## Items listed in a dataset
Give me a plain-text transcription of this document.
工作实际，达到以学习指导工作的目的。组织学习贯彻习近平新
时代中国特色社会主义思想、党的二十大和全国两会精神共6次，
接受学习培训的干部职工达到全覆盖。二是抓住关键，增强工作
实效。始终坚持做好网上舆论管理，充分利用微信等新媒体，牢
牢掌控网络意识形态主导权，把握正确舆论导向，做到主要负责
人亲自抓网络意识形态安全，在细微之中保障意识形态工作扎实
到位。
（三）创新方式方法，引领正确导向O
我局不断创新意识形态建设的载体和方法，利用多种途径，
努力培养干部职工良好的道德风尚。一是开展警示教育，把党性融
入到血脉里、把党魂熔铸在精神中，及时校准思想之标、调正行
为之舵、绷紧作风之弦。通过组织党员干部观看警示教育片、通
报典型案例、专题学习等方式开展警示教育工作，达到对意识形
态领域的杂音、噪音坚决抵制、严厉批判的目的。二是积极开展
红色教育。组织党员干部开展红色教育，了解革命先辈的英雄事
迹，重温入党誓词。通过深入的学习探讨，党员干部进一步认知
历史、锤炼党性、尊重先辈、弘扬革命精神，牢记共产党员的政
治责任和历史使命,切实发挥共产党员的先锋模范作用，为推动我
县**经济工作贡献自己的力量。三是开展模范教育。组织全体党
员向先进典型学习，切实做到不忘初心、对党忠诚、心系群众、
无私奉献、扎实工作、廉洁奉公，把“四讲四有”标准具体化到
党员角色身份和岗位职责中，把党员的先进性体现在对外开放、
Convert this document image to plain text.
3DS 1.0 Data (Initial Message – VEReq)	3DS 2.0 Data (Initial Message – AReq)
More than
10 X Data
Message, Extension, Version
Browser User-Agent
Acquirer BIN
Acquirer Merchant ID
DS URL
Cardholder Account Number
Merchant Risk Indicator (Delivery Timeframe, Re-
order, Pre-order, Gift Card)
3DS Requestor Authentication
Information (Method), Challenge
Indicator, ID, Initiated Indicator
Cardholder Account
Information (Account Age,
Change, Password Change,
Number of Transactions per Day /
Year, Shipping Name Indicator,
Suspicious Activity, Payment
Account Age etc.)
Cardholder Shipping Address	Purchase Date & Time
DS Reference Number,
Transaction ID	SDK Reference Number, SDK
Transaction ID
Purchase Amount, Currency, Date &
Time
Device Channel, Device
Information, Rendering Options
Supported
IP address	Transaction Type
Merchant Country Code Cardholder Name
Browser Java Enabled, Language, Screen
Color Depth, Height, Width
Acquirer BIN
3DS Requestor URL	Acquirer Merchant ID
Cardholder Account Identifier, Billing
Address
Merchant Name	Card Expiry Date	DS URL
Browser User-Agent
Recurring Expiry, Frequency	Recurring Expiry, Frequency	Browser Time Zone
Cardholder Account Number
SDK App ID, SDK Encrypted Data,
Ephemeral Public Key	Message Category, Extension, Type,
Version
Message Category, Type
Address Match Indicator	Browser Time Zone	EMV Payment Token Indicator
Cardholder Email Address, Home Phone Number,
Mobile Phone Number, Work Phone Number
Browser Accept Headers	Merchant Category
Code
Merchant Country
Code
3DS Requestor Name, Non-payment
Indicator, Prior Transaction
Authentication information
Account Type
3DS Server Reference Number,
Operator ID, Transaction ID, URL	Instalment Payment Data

## WHAT THE EXERCISE ASKS
Locate each line with the word "Number" and copy it.

## RESULT OF THE EXERCISE
Cardholder Account Number
Number of Transactions per Day /
DS Reference Number,
Transaction ID	SDK Reference Number, SDK
Cardholder Account Number
Cardholder Email Address, Home Phone Number,
Mobile Phone Number, Work Phone Number
3DS Server Reference Number,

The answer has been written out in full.